Please list all lines of the material below in which the string "Tau²" occurs.
*-*-*
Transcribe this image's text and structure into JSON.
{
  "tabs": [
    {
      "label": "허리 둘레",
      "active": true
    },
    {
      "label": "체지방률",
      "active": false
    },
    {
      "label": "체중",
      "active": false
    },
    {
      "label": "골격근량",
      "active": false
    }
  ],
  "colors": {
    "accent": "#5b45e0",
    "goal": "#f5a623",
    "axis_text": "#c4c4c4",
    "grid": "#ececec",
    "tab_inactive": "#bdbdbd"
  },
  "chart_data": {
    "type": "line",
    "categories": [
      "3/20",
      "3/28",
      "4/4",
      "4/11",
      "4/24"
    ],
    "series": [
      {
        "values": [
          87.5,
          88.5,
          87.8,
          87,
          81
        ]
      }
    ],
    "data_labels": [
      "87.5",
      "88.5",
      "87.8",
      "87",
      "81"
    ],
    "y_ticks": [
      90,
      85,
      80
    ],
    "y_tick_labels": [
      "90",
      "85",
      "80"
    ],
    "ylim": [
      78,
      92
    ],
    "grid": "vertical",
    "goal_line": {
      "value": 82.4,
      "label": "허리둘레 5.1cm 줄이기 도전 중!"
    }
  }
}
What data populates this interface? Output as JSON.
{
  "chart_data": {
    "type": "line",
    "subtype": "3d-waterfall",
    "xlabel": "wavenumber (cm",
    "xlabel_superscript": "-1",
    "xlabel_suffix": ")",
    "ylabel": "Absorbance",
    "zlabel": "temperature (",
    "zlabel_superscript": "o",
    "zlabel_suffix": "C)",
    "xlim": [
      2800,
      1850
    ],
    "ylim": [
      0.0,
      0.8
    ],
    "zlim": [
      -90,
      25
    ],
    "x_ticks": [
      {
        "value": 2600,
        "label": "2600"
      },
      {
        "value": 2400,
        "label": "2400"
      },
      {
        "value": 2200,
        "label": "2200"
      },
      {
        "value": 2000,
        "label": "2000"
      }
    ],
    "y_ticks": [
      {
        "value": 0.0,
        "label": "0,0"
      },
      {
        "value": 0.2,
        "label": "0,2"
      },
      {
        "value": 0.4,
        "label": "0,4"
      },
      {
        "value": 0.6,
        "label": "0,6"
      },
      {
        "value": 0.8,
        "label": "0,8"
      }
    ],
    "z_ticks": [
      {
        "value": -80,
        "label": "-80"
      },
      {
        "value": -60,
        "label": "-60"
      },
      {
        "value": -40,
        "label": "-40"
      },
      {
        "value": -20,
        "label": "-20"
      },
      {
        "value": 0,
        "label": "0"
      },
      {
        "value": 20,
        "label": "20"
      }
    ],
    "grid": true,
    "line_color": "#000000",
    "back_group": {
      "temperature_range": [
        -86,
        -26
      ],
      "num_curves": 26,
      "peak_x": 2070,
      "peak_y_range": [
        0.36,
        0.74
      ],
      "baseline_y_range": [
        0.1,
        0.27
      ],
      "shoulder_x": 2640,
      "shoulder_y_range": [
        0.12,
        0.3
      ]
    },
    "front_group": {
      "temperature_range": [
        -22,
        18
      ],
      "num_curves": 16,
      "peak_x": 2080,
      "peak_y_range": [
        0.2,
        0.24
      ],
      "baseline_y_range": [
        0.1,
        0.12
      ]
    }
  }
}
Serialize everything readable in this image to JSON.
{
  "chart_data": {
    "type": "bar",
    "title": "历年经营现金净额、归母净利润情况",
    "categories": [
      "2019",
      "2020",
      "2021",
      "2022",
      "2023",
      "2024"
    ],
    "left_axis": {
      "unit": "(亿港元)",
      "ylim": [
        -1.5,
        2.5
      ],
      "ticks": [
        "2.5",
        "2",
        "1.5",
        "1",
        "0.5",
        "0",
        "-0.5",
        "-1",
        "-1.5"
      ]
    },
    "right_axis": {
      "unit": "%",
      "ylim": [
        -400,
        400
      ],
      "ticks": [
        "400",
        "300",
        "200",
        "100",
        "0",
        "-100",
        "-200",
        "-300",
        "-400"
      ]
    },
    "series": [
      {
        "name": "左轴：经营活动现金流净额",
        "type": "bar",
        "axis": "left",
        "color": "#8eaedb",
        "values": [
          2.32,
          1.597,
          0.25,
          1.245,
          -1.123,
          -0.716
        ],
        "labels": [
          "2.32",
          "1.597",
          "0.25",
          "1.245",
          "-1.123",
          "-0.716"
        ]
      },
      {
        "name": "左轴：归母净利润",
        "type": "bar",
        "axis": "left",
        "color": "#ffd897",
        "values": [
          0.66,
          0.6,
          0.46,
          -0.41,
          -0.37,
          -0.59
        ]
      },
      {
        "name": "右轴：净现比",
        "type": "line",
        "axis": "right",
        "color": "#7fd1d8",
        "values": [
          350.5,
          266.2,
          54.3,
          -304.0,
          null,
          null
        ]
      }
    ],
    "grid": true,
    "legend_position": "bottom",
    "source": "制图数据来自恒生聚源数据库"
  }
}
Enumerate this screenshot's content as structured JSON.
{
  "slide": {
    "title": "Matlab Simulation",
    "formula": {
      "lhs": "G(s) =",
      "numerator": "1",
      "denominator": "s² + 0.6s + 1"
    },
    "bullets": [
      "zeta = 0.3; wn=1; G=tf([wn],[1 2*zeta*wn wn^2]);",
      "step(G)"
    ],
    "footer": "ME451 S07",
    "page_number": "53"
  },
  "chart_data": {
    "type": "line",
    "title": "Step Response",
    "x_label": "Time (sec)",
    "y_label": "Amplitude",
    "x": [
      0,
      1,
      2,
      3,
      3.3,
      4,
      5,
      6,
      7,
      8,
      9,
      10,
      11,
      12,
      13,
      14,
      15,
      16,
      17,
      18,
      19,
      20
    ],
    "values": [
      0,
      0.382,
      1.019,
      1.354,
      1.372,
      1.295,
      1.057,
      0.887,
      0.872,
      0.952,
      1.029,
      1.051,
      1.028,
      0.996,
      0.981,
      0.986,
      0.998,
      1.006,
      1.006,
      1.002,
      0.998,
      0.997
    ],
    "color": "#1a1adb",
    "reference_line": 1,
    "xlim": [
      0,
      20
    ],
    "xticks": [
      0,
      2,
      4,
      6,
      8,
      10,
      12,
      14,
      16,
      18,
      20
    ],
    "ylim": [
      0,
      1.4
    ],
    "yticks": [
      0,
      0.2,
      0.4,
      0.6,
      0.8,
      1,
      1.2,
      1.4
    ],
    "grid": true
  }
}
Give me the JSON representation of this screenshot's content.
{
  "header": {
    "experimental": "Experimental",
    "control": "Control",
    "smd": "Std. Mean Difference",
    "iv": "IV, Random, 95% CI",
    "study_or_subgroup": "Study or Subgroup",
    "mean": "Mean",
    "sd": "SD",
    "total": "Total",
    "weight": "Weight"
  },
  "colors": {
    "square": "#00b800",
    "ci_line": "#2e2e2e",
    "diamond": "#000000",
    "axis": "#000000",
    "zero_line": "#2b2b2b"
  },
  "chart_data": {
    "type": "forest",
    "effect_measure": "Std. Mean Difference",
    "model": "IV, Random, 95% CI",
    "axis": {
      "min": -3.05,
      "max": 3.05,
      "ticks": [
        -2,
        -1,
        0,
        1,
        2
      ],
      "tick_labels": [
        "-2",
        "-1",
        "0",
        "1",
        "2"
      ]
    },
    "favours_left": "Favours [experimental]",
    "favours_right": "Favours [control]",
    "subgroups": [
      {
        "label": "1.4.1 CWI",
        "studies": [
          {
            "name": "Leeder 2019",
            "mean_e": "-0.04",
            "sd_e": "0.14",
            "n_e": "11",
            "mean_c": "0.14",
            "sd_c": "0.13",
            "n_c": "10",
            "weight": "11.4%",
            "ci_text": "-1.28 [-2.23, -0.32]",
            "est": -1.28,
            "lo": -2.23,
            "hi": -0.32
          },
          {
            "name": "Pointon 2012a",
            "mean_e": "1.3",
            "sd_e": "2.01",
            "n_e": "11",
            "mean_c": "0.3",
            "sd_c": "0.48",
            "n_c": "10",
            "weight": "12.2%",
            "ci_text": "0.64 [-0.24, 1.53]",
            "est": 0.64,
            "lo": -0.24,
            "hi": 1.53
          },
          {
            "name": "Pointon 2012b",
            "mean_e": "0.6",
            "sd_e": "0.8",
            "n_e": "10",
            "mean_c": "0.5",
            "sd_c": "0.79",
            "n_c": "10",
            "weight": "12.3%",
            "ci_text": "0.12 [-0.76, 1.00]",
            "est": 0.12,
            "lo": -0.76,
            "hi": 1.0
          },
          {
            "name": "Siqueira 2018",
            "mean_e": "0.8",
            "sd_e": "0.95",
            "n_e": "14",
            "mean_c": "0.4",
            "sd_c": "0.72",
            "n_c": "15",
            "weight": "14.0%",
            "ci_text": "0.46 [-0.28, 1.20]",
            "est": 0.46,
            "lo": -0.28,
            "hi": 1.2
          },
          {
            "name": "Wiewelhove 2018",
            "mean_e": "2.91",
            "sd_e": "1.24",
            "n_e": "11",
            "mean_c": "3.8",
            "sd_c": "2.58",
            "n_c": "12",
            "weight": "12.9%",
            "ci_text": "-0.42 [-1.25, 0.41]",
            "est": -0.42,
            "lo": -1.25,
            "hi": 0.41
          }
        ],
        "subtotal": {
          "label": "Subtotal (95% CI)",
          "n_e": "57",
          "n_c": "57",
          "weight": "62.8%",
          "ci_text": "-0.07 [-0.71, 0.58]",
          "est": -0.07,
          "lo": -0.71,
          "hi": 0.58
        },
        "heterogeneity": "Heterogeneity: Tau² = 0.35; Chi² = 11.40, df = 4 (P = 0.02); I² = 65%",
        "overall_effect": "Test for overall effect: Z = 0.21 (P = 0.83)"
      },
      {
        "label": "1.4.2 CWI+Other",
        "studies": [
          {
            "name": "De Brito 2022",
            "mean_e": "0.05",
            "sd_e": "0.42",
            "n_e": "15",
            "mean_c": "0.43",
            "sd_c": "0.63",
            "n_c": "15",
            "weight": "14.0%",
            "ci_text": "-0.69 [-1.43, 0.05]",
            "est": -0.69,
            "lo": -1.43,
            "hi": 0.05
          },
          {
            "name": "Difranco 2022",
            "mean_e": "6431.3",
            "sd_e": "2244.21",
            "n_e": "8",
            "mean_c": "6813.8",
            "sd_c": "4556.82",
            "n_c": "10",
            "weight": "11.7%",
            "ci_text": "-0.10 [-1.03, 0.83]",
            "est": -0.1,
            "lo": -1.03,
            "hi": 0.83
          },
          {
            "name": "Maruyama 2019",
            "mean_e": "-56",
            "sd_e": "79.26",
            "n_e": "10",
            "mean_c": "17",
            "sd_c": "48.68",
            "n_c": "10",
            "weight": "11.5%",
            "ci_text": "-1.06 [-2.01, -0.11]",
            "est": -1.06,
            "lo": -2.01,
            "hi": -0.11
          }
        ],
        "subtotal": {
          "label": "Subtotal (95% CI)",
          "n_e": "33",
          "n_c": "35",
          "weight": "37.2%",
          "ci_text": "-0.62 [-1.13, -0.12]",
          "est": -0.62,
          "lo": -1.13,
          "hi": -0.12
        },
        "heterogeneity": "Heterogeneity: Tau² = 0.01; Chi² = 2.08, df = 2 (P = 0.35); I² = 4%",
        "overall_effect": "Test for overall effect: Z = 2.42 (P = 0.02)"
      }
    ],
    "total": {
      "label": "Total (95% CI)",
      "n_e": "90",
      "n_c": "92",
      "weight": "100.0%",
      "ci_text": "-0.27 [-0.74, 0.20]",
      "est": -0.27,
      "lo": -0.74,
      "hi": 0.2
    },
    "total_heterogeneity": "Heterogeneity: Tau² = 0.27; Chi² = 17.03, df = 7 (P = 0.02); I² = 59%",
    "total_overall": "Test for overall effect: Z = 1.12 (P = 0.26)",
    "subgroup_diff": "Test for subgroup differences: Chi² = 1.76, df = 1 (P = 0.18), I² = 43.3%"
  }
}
*-*-*
# [Solution]
        "heterogeneity": "Heterogeneity: Tau² = 0.35; Chi² = 11.40, df = 4 (P = 0.02); I² = 65%",
        "heterogeneity": "Heterogeneity: Tau² = 0.01; Chi² = 2.08, df = 2 (P = 0.35); I² = 4%",
    "total_heterogeneity": "Heterogeneity: Tau² = 0.27; Chi² = 17.03, df = 7 (P = 0.02); I² = 59%",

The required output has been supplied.